Go through each line of the records below and count those with the word "Fort"; give only the total.

[Recorded data]

[Begin]

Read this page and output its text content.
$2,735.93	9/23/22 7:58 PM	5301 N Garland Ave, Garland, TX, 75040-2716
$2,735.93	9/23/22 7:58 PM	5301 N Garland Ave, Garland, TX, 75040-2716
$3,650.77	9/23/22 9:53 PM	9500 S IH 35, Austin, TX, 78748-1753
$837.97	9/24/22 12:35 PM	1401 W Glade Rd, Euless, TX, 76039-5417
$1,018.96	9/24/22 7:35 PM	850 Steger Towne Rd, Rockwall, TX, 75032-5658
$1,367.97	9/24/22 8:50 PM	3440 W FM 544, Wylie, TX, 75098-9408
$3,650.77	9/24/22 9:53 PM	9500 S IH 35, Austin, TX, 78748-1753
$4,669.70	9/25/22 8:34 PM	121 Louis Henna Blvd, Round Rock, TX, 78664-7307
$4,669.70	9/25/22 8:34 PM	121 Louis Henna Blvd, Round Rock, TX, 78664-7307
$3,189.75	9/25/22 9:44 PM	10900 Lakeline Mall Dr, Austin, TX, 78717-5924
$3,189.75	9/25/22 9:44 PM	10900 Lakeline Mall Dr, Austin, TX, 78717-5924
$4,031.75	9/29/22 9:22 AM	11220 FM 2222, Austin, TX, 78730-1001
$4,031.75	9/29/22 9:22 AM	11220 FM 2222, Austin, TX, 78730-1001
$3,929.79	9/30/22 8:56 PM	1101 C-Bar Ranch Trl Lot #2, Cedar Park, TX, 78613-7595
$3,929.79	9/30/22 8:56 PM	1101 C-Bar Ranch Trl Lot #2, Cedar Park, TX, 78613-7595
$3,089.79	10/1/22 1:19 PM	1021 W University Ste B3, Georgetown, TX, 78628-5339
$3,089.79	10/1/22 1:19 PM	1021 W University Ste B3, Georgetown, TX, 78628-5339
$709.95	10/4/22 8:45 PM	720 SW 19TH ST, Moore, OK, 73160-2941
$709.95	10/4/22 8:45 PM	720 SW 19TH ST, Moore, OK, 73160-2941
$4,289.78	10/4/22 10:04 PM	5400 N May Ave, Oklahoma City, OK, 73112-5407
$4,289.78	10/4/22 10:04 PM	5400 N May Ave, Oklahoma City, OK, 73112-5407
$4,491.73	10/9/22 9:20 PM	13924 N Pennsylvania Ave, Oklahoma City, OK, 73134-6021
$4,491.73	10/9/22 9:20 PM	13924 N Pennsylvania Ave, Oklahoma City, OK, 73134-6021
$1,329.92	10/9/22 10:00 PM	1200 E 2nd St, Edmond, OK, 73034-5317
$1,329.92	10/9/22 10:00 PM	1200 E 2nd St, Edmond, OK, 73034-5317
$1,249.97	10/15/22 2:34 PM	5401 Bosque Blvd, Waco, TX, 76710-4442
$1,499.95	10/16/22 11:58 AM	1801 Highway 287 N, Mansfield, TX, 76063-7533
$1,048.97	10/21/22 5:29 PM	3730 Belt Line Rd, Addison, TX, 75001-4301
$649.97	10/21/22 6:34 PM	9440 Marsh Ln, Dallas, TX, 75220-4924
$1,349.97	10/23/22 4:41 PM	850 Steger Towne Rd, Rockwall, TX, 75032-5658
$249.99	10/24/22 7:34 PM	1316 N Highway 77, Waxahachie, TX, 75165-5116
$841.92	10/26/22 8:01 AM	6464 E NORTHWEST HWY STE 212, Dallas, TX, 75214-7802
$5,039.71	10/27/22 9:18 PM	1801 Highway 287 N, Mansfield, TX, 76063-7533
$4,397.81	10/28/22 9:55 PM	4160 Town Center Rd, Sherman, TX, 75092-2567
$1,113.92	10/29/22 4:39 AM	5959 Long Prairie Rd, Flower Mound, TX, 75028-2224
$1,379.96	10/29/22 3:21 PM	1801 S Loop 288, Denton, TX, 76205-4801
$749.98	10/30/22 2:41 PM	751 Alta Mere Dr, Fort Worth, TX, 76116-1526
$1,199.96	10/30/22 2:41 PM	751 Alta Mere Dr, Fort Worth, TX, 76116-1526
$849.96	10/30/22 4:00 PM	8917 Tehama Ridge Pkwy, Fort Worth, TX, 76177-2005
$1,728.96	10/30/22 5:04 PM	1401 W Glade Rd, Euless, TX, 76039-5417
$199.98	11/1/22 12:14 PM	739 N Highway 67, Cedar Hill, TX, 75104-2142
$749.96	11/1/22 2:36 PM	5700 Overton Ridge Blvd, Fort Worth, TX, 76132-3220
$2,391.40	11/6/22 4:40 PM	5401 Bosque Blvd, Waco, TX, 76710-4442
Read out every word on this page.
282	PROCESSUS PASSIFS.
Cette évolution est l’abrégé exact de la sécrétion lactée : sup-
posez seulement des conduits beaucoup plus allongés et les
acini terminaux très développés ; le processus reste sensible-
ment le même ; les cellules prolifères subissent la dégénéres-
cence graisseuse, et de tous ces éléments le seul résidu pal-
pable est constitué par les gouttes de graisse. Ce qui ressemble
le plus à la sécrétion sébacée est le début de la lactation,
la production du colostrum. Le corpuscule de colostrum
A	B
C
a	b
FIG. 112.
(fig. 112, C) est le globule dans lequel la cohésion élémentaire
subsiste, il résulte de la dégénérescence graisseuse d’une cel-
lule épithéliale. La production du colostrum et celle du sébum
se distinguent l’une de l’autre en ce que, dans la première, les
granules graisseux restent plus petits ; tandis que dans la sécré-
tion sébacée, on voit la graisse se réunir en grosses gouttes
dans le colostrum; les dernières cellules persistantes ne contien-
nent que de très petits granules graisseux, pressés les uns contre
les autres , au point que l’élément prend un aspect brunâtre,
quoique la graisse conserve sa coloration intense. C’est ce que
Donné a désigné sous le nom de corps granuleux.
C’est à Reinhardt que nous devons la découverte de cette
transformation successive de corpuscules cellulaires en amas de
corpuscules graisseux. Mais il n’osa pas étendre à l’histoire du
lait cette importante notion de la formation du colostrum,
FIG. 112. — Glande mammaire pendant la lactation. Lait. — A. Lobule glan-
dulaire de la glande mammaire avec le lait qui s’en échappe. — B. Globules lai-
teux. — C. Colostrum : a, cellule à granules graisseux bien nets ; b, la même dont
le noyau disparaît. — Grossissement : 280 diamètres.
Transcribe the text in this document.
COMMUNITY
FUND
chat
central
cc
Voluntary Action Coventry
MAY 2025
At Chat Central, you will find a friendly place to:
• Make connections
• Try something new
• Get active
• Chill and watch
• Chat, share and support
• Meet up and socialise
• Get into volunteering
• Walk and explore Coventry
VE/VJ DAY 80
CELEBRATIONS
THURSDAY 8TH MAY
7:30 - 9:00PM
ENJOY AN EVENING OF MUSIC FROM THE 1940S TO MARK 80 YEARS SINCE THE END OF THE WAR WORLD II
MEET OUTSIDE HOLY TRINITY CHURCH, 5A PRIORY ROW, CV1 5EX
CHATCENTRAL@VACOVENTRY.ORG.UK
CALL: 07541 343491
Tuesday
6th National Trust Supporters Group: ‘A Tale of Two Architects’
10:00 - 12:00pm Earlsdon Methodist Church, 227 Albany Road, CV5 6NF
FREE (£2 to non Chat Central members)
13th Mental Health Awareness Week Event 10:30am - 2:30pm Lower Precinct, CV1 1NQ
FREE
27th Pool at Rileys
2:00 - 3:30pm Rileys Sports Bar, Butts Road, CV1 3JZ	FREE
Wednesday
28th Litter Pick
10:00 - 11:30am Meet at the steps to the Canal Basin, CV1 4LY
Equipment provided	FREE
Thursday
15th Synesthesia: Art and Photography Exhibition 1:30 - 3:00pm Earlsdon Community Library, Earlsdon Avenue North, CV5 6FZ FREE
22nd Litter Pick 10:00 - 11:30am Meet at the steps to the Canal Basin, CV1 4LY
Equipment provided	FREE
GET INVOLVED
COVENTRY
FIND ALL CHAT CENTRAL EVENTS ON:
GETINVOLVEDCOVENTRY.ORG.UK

[End]

The reply
4